WORK TO DO: The records below must be retyped exactly.

Raw records
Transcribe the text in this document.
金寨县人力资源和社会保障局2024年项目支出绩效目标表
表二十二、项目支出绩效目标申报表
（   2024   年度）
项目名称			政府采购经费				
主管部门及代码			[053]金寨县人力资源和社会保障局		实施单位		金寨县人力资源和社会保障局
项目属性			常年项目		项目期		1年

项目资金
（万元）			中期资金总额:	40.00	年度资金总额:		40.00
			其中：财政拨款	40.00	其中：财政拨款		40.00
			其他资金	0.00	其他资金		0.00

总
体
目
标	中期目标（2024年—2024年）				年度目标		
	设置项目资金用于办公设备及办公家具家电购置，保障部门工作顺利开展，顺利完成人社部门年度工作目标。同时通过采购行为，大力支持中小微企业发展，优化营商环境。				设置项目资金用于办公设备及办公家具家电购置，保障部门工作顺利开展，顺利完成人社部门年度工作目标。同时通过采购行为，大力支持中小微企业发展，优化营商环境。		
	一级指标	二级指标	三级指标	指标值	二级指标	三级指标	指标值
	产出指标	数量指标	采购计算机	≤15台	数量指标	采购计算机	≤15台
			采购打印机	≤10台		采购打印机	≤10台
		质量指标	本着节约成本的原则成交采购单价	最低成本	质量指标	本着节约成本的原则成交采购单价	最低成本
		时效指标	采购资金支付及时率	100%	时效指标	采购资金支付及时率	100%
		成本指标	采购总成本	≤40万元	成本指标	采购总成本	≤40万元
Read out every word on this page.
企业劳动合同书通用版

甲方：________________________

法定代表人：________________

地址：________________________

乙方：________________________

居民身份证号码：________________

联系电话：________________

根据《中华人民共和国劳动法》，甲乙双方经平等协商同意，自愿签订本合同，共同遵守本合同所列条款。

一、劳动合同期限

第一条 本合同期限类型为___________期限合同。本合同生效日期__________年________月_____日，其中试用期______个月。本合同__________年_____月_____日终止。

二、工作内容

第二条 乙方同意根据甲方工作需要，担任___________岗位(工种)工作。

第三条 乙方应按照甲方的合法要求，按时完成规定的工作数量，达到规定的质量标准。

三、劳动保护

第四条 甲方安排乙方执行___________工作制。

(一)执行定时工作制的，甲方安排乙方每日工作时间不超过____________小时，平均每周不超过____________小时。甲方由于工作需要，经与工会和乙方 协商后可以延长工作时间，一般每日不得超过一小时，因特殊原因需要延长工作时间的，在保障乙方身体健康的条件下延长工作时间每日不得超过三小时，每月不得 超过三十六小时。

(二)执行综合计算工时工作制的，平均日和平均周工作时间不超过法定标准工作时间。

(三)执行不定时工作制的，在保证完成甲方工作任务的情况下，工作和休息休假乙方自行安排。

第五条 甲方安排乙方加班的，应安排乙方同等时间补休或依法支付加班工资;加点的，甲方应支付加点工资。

COMPLETED EXERCISE:
Transcribe the text in this document.
金寨县人力资源和社会保障局2024年项目支出绩效目标表
表二十二、项目支出绩效目标申报表
（   2024   年度）
项目名称			政府采购经费				
主管部门及代码			[053]金寨县人力资源和社会保障局		实施单位		金寨县人力资源和社会保障局
项目属性			常年项目		项目期		1年

项目资金
（万元）			中期资金总额:	40.00	年度资金总额:		40.00
			其中：财政拨款	40.00	其中：财政拨款		40.00
			其他资金	0.00	其他资金		0.00

总
体
目
标	中期目标（2024年—2024年）				年度目标		
	设置项目资金用于办公设备及办公家具家电购置，保障部门工作顺利开展，顺利完成人社部门年度工作目标。同时通过采购行为，大力支持中小微企业发展，优化营商环境。				设置项目资金用于办公设备及办公家具家电购置，保障部门工作顺利开展，顺利完成人社部门年度工作目标。同时通过采购行为，大力支持中小微企业发展，优化营商环境。		
	一级指标	二级指标	三级指标	指标值	二级指标	三级指标	指标值
	产出指标	数量指标	采购计算机	≤15台	数量指标	采购计算机	≤15台
			采购打印机	≤10台		采购打印机	≤10台
		质量指标	本着节约成本的原则成交采购单价	最低成本	质量指标	本着节约成本的原则成交采购单价	最低成本
		时效指标	采购资金支付及时率	100%	时效指标	采购资金支付及时率	100%
		成本指标	采购总成本	≤40万元	成本指标	采购总成本	≤40万元
Read out every word on this page.
企业劳动合同书通用版

甲方：________________________

法定代表人：________________

地址：________________________

乙方：________________________

居民身份证号码：________________

联系电话：________________

根据《中华人民共和国劳动法》，甲乙双方经平等协商同意，自愿签订本合同，共同遵守本合同所列条款。

一、劳动合同期限

第一条 本合同期限类型为___________期限合同。本合同生效日期__________年________月_____日，其中试用期______个月。本合同__________年_____月_____日终止。

二、工作内容

第二条 乙方同意根据甲方工作需要，担任___________岗位(工种)工作。

第三条 乙方应按照甲方的合法要求，按时完成规定的工作数量，达到规定的质量标准。

三、劳动保护

第四条 甲方安排乙方执行___________工作制。

(一)执行定时工作制的，甲方安排乙方每日工作时间不超过____________小时，平均每周不超过____________小时。甲方由于工作需要，经与工会和乙方 协商后可以延长工作时间，一般每日不得超过一小时，因特殊原因需要延长工作时间的，在保障乙方身体健康的条件下延长工作时间每日不得超过三小时，每月不得 超过三十六小时。

(二)执行综合计算工时工作制的，平均日和平均周工作时间不超过法定标准工作时间。

(三)执行不定时工作制的，在保证完成甲方工作任务的情况下，工作和休息休假乙方自行安排。

第五条 甲方安排乙方加班的，应安排乙方同等时间补休或依法支付加班工资;加点的，甲方应支付加点工资。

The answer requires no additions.